- [Stated task]: Can you write out the listing below again with "bookmark-item" replaced by "bookmark-link" everywhere and nothing else changed, omitting the pictures?

(Element placement data)
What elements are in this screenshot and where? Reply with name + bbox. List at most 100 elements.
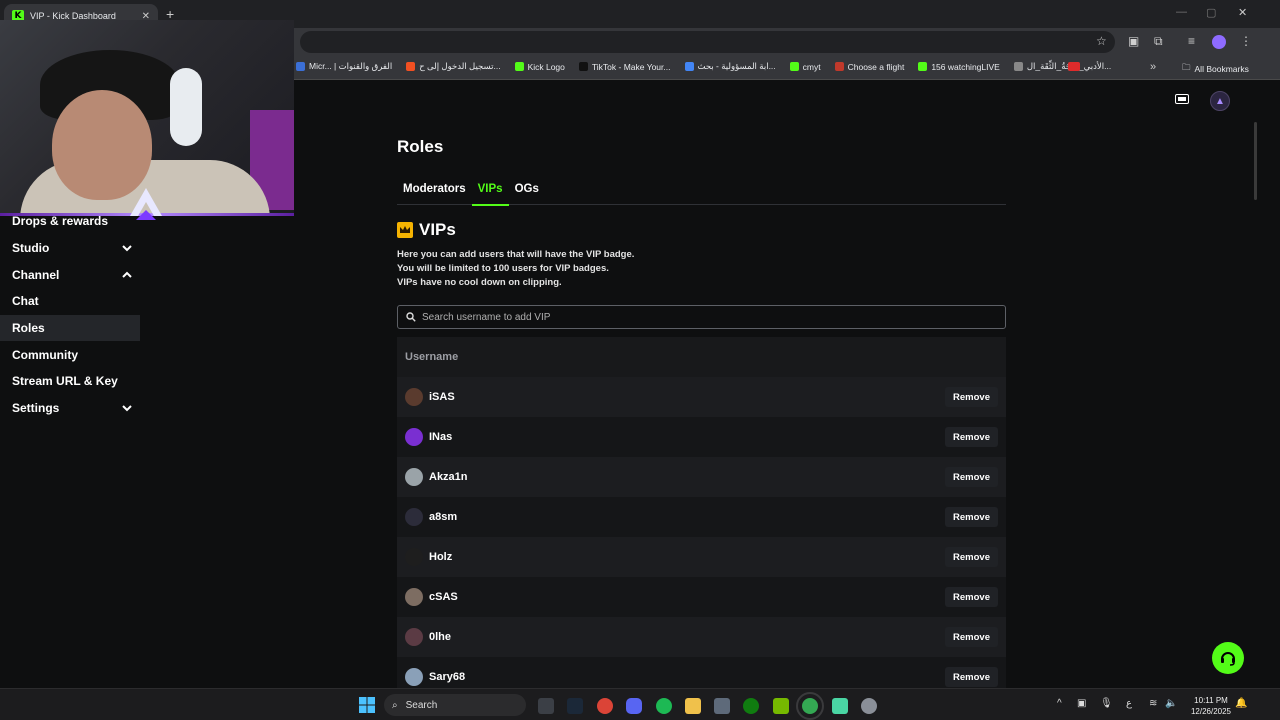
bookmark-label: ابة المسؤولية - بحث... — [697, 61, 776, 71]
media-control-icon[interactable]: ≡ — [1188, 34, 1195, 48]
steam-icon[interactable] — [567, 698, 583, 714]
chevron-up-icon[interactable] — [120, 268, 134, 282]
remove-button[interactable]: Remove — [945, 507, 998, 527]
profile-avatar-icon[interactable] — [1212, 35, 1226, 49]
crown-icon — [397, 222, 413, 238]
table-row: Holz Remove — [397, 537, 1006, 577]
search-input[interactable] — [422, 311, 1005, 323]
bookmark-item[interactable]: ابة المسؤولية - بحث... — [684, 61, 776, 72]
user-avatar[interactable]: ▲ — [1210, 91, 1230, 111]
camera-app-icon[interactable] — [538, 698, 554, 714]
media-icon[interactable]: ▣ — [1128, 34, 1139, 48]
taskbar-clock[interactable]: 10:11 PM 12/26/2025 — [1188, 695, 1234, 717]
sidebar-item-chat[interactable]: Chat — [0, 288, 140, 315]
username: iSAS — [429, 391, 455, 403]
tray-app-icon[interactable]: ▣ — [1077, 698, 1086, 709]
scrollbar-thumb[interactable] — [1254, 122, 1257, 200]
tab-moderators[interactable]: Moderators — [397, 179, 472, 205]
tray-overflow-icon[interactable]: ^ — [1057, 698, 1062, 709]
chrome-icon[interactable] — [597, 698, 613, 714]
remove-button[interactable]: Remove — [945, 667, 998, 687]
taskbar-search[interactable]: ⌕ Search — [384, 694, 526, 716]
sidebar-item-studio[interactable]: Studio — [0, 235, 140, 262]
windows-taskbar: ⌕ Search ^ ▣ 🎙 ع ≋ 🔈 10:11 PM 12/26/2025… — [0, 688, 1280, 720]
windows-start-icon[interactable] — [359, 697, 375, 713]
roles-tabs: Moderators VIPs OGs — [397, 179, 1006, 206]
avatar — [405, 668, 423, 686]
remove-button[interactable]: Remove — [945, 587, 998, 607]
youtube-bookmark-icon[interactable] — [1068, 62, 1080, 71]
sidebar-item-drops-rewards[interactable]: Drops & rewards — [0, 208, 140, 235]
sidebar-item-community[interactable]: Community — [0, 341, 140, 368]
remove-button[interactable]: Remove — [945, 627, 998, 647]
volume-icon[interactable]: 🔈 — [1165, 698, 1177, 709]
bookmark-label: cmyt — [802, 61, 821, 72]
bookmark-item[interactable]: TikTok - Make Your... — [578, 61, 671, 72]
minimize-icon[interactable]: — — [1176, 6, 1187, 18]
table-row: iSAS Remove — [397, 377, 1006, 417]
spotify-icon[interactable] — [656, 698, 672, 714]
browser-menu-icon[interactable]: ⋮ — [1240, 34, 1252, 48]
bookmark-favicon-icon — [834, 62, 844, 71]
description-line: VIPs have no cool down on clipping. — [397, 277, 562, 288]
remove-button[interactable]: Remove — [945, 387, 998, 407]
bookmark-item[interactable]: Kick Logo — [514, 61, 565, 72]
username: cSAS — [429, 591, 458, 603]
address-bar[interactable] — [300, 31, 1115, 53]
bookmark-favicon-icon — [296, 62, 305, 71]
remove-button[interactable]: Remove — [945, 427, 998, 447]
bookmark-label: Choose a flight — [847, 61, 905, 72]
sidebar-item-roles[interactable]: Roles — [0, 314, 140, 342]
sidebar-item-label: Drops & rewards — [12, 214, 109, 229]
vip-search-box[interactable] — [397, 305, 1006, 329]
chevron-down-icon[interactable] — [120, 401, 134, 415]
chevron-down-icon[interactable] — [120, 241, 134, 255]
avatar — [405, 468, 423, 486]
bookmark-item[interactable]: Choose a flight — [834, 61, 905, 72]
remove-button[interactable]: Remove — [945, 467, 998, 487]
store-icon[interactable] — [714, 698, 730, 714]
bookmark-favicon-icon — [1013, 62, 1023, 71]
microphone-icon[interactable]: 🎙 — [1100, 698, 1113, 709]
clock-date: 12/26/2025 — [1190, 707, 1232, 716]
window-close-icon[interactable]: ✕ — [1238, 6, 1247, 19]
nvidia-icon[interactable] — [773, 698, 789, 714]
taskbar-search-icon: ⌕ — [392, 699, 398, 711]
extensions-icon[interactable]: ⧉ — [1154, 34, 1163, 49]
notification-bell-icon[interactable]: 🔔 — [1235, 698, 1247, 709]
bookmark-item[interactable]: Micr... | الفرق والقنوات — [296, 61, 392, 72]
bookmark-star-icon[interactable]: ☆ — [1096, 34, 1107, 48]
sidebar-item-stream-url-key[interactable]: Stream URL & Key — [0, 368, 140, 395]
tv-icon[interactable] — [1175, 94, 1189, 106]
settings-gear-icon[interactable] — [861, 698, 877, 714]
maximize-icon[interactable]: ▢ — [1206, 6, 1216, 19]
section-header: VIPs — [397, 220, 456, 240]
all-bookmarks-button[interactable]: 🗀 All Bookmarks — [1182, 62, 1249, 76]
wifi-icon[interactable]: ≋ — [1149, 698, 1157, 709]
tab-vips[interactable]: VIPs — [471, 179, 509, 206]
xbox-icon[interactable] — [743, 698, 759, 714]
chrome-active-icon[interactable] — [796, 692, 824, 720]
app-icon[interactable] — [832, 698, 848, 714]
table-row: a8sm Remove — [397, 497, 1006, 537]
sidebar-item-settings[interactable]: Settings — [0, 395, 140, 422]
bookmarks-overflow-icon[interactable]: » — [1150, 61, 1156, 73]
bookmark-item[interactable]: 156 watchingLIVE — [918, 61, 1000, 72]
bookmark-item[interactable]: تسجيل الدخول إلى ح... — [406, 61, 501, 72]
help-chat-button[interactable] — [1212, 642, 1244, 674]
description-line: You will be limited to 100 users for VIP… — [397, 263, 609, 274]
bookmark-item[interactable]: الأدبي_دَرَجَةُ_الثِّقَة_ال... — [1013, 61, 1111, 72]
avatar — [405, 628, 423, 646]
bookmark-favicon-icon — [684, 62, 694, 71]
remove-button[interactable]: Remove — [945, 547, 998, 567]
column-header-username: Username — [405, 351, 459, 363]
bookmark-item[interactable]: cmyt — [789, 61, 821, 72]
bookmark-label: TikTok - Make Your... — [591, 61, 671, 72]
username: Sary68 — [429, 671, 466, 683]
discord-icon[interactable] — [626, 698, 642, 714]
sidebar-item-label: Settings — [12, 401, 60, 416]
language-indicator[interactable]: ع — [1126, 698, 1132, 709]
file-explorer-icon[interactable] — [685, 698, 701, 714]
sidebar-item-channel[interactable]: Channel — [0, 261, 140, 288]
tab-ogs[interactable]: OGs — [509, 179, 545, 205]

- [Answer in full]:
What elements are in this screenshot and where? Reply with name + bbox. List at most 100 elements.
bookmark-label: ابة المسؤولية - بحث... — [697, 61, 776, 71]
media-control-icon[interactable]: ≡ — [1188, 34, 1195, 48]
steam-icon[interactable] — [567, 698, 583, 714]
chevron-up-icon[interactable] — [120, 268, 134, 282]
remove-button[interactable]: Remove — [945, 507, 998, 527]
profile-avatar-icon[interactable] — [1212, 35, 1226, 49]
crown-icon — [397, 222, 413, 238]
table-row: Holz Remove — [397, 537, 1006, 577]
search-input[interactable] — [422, 311, 1005, 323]
bookmark-link[interactable]: ابة المسؤولية - بحث... — [684, 61, 776, 72]
user-avatar[interactable]: ▲ — [1210, 91, 1230, 111]
camera-app-icon[interactable] — [538, 698, 554, 714]
media-icon[interactable]: ▣ — [1128, 34, 1139, 48]
taskbar-clock[interactable]: 10:11 PM 12/26/2025 — [1188, 695, 1234, 717]
sidebar-item-chat[interactable]: Chat — [0, 288, 140, 315]
username: iSAS — [429, 391, 455, 403]
tray-app-icon[interactable]: ▣ — [1077, 698, 1086, 709]
scrollbar-thumb[interactable] — [1254, 122, 1257, 200]
tab-moderators[interactable]: Moderators — [397, 179, 472, 205]
tray-overflow-icon[interactable]: ^ — [1057, 698, 1062, 709]
chrome-icon[interactable] — [597, 698, 613, 714]
remove-button[interactable]: Remove — [945, 667, 998, 687]
taskbar-search[interactable]: ⌕ Search — [384, 694, 526, 716]
sidebar-item-studio[interactable]: Studio — [0, 235, 140, 262]
windows-taskbar: ⌕ Search ^ ▣ 🎙 ع ≋ 🔈 10:11 PM 12/26/2025… — [0, 688, 1280, 720]
windows-start-icon[interactable] — [359, 697, 375, 713]
roles-tabs: Moderators VIPs OGs — [397, 179, 1006, 206]
avatar — [405, 668, 423, 686]
remove-button[interactable]: Remove — [945, 587, 998, 607]
youtube-bookmark-icon[interactable] — [1068, 62, 1080, 71]
sidebar-item-drops-rewards[interactable]: Drops & rewards — [0, 208, 140, 235]
sidebar-item-community[interactable]: Community — [0, 341, 140, 368]
remove-button[interactable]: Remove — [945, 627, 998, 647]
volume-icon[interactable]: 🔈 — [1165, 698, 1177, 709]
bookmark-label: cmyt — [802, 61, 821, 72]
bookmark-link[interactable]: TikTok - Make Your... — [578, 61, 671, 72]
minimize-icon[interactable]: — — [1176, 6, 1187, 18]
table-row: iSAS Remove — [397, 377, 1006, 417]
spotify-icon[interactable] — [656, 698, 672, 714]
browser-menu-icon[interactable]: ⋮ — [1240, 34, 1252, 48]
bookmark-favicon-icon — [834, 62, 844, 71]
description-line: VIPs have no cool down on clipping. — [397, 277, 562, 288]
remove-button[interactable]: Remove — [945, 387, 998, 407]
bookmark-link[interactable]: Kick Logo — [514, 61, 565, 72]
username: cSAS — [429, 591, 458, 603]
address-bar[interactable] — [300, 31, 1115, 53]
bookmark-favicon-icon — [296, 62, 305, 71]
remove-button[interactable]: Remove — [945, 427, 998, 447]
bookmark-label: Choose a flight — [847, 61, 905, 72]
sidebar-item-roles[interactable]: Roles — [0, 314, 140, 342]
sidebar-item-label: Drops & rewards — [12, 214, 109, 229]
vip-search-box[interactable] — [397, 305, 1006, 329]
chevron-down-icon[interactable] — [120, 401, 134, 415]
chevron-down-icon[interactable] — [120, 241, 134, 255]
avatar — [405, 468, 423, 486]
bookmark-link[interactable]: Choose a flight — [834, 61, 905, 72]
remove-button[interactable]: Remove — [945, 467, 998, 487]
store-icon[interactable] — [714, 698, 730, 714]
bookmark-favicon-icon — [1013, 62, 1023, 71]
microphone-icon[interactable]: 🎙 — [1100, 698, 1113, 709]
clock-date: 12/26/2025 — [1190, 707, 1232, 716]
window-close-icon[interactable]: ✕ — [1238, 6, 1247, 19]
nvidia-icon[interactable] — [773, 698, 789, 714]
taskbar-search-icon: ⌕ — [392, 699, 398, 711]
extensions-icon[interactable]: ⧉ — [1154, 34, 1163, 49]
notification-bell-icon[interactable]: 🔔 — [1235, 698, 1247, 709]
bookmark-link[interactable]: Micr... | الفرق والقنوات — [296, 61, 392, 72]
bookmark-star-icon[interactable]: ☆ — [1096, 34, 1107, 48]
sidebar-item-stream-url-key[interactable]: Stream URL & Key — [0, 368, 140, 395]
tv-icon[interactable] — [1175, 94, 1189, 106]
settings-gear-icon[interactable] — [861, 698, 877, 714]
maximize-icon[interactable]: ▢ — [1206, 6, 1216, 19]
section-header: VIPs — [397, 220, 456, 240]
all-bookmarks-button[interactable]: 🗀 All Bookmarks — [1182, 62, 1249, 76]
wifi-icon[interactable]: ≋ — [1149, 698, 1157, 709]
tab-vips[interactable]: VIPs — [471, 179, 509, 206]
xbox-icon[interactable] — [743, 698, 759, 714]
chrome-active-icon[interactable] — [796, 692, 824, 720]
app-icon[interactable] — [832, 698, 848, 714]
table-row: a8sm Remove — [397, 497, 1006, 537]
sidebar-item-settings[interactable]: Settings — [0, 395, 140, 422]
bookmarks-overflow-icon[interactable]: » — [1150, 61, 1156, 73]
bookmark-link[interactable]: 156 watchingLIVE — [918, 61, 1000, 72]
bookmark-link[interactable]: تسجيل الدخول إلى ح... — [406, 61, 501, 72]
help-chat-button[interactable] — [1212, 642, 1244, 674]
description-line: You will be limited to 100 users for VIP… — [397, 263, 609, 274]
bookmark-link[interactable]: الأدبي_دَرَجَةُ_الثِّقَة_ال... — [1013, 61, 1111, 72]
avatar — [405, 628, 423, 646]
bookmark-favicon-icon — [684, 62, 694, 71]
remove-button[interactable]: Remove — [945, 547, 998, 567]
column-header-username: Username — [405, 351, 459, 363]
bookmark-link[interactable]: cmyt — [789, 61, 821, 72]
bookmark-label: TikTok - Make Your... — [591, 61, 671, 72]
username: Sary68 — [429, 671, 466, 683]
discord-icon[interactable] — [626, 698, 642, 714]
sidebar-item-label: Settings — [12, 401, 60, 416]
language-indicator[interactable]: ع — [1126, 698, 1132, 709]
file-explorer-icon[interactable] — [685, 698, 701, 714]
sidebar-item-channel[interactable]: Channel — [0, 261, 140, 288]
tab-ogs[interactable]: OGs — [509, 179, 545, 205]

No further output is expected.